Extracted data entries
** START **

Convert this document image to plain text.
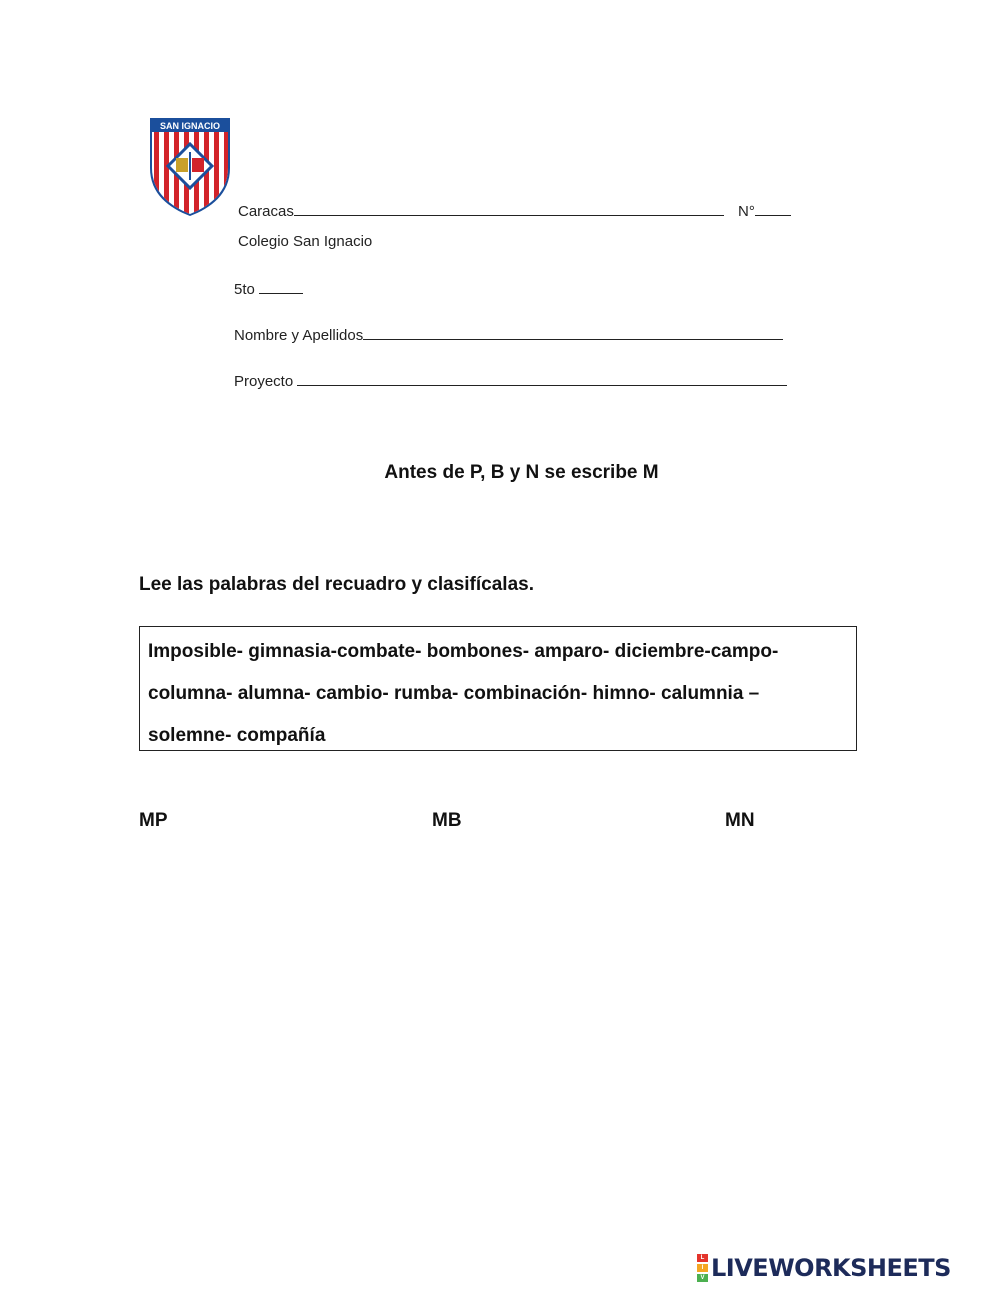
SAN IGNACIO
Caracas	N°
Colegio San Ignacio
5to
Nombre y Apellidos
Proyecto
Antes de P, B y N se escribe M
Lee las palabras del recuadro y clasifícalas.
Imposible- gimnasia-combate- bombones- amparo- diciembre-campo-
columna- alumna- cambio- rumba- combinación- himno- calumnia –
solemne- compañía
MP	MB	MN
L
I
V LIVEWORKSHEETS
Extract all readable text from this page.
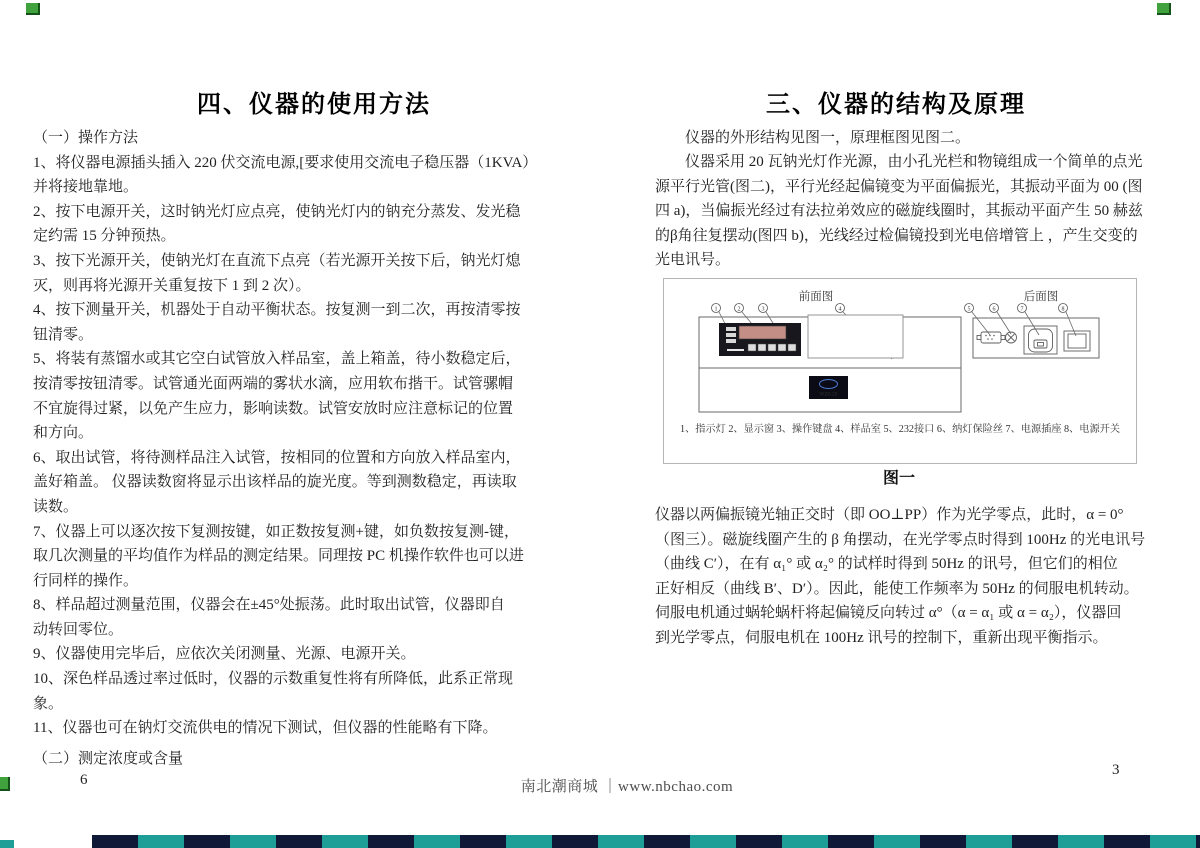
四、仪器的使用方法
（一）操作方法
1、将仪器电源插头插入 220 伏交流电源,[要求使用交流电子稳压器（1KVA）
并将接地靠地。
2、按下电源开关，这时钠光灯应点亮，使钠光灯内的钠充分蒸发、发光稳
定约需 15 分钟预热。
3、按下光源开关，使钠光灯在直流下点亮（若光源开关按下后，钠光灯熄
灭，则再将光源开关重复按下 1 到 2 次）。
4、按下测量开关，机器处于自动平衡状态。按复测一到二次，再按清零按
钮清零。
5、将装有蒸馏水或其它空白试管放入样品室，盖上箱盖，待小数稳定后，
按清零按钮清零。试管通光面两端的雾状水滴，应用软布揩干。试管骡帽
不宜旋得过紧，以免产生应力，影响读数。试管安放时应注意标记的位置
和方向。
6、取出试管，将待测样品注入试管，按相同的位置和方向放入样品室内，
盖好箱盖。 仪器读数窗将显示出该样品的旋光度。等到测数稳定，再读取
读数。
7、仪器上可以逐次按下复测按键，如正数按复测+键，如负数按复测-键，
取几次测量的平均值作为样品的测定结果。同理按 PC 机操作软件也可以进
行同样的操作。
8、样品超过测量范围，仪器会在±45°处振荡。此时取出试管，仪器即自
动转回零位。
9、仪器使用完毕后，应依次关闭测量、光源、电源开关。
10、深色样品透过率过低时，仪器的示数重复性将有所降低，此系正常现
象。
11、仪器也可在钠灯交流供电的情况下测试，但仪器的性能略有下降。
（二）测定浓度或含量
6
三、仪器的结构及原理
　　仪器的外形结构见图一，原理框图见图二。
　　仪器采用 20 瓦钠光灯作光源，由小孔光栏和物镜组成一个简单的点光
源平行光管(图二)，平行光经起偏镜变为平面偏振光，其振动平面为 00 (图
四 a)，当偏振光经过有法拉弟效应的磁旋线圈时，其振动平面产生 50 赫兹
的β角往复摆动(图四 b)，光线经过检偏镜投到光电倍增管上 ，产生交变的
光电讯号。
前面图	后面图
1	2	3	4	5	6	7	8
WZZ-2S
1、指示灯 2、显示窗 3、操作键盘 4、样品室 5、232接口 6、纳灯保险丝 7、电源插座 8、电源开关
图一
仪器以两偏振镜光轴正交时（即 OO⊥PP）作为光学零点，此时，α = 0°
（图三）。磁旋线圈产生的 β 角摆动，在光学零点时得到 100Hz 的光电讯号
（曲线 C′），在有 α₁° 或 α₂° 的试样时得到 50Hz 的讯号，但它们的相位
正好相反（曲线 B′、D′）。因此，能使工作频率为 50Hz 的伺服电机转动。
伺服电机通过蜗轮蜗杆将起偏镜反向转过 α°（α = α₁ 或 α = α₂），仪器回
到光学零点，伺服电机在 100Hz 讯号的控制下，重新出现平衡指示。
3
南北潮商城 ｜www.nbchao.com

** END **

• _Short exercise_
Check every line of the listing for the string "text" and report how many lines have it, as a number alone.

• _Task output_
2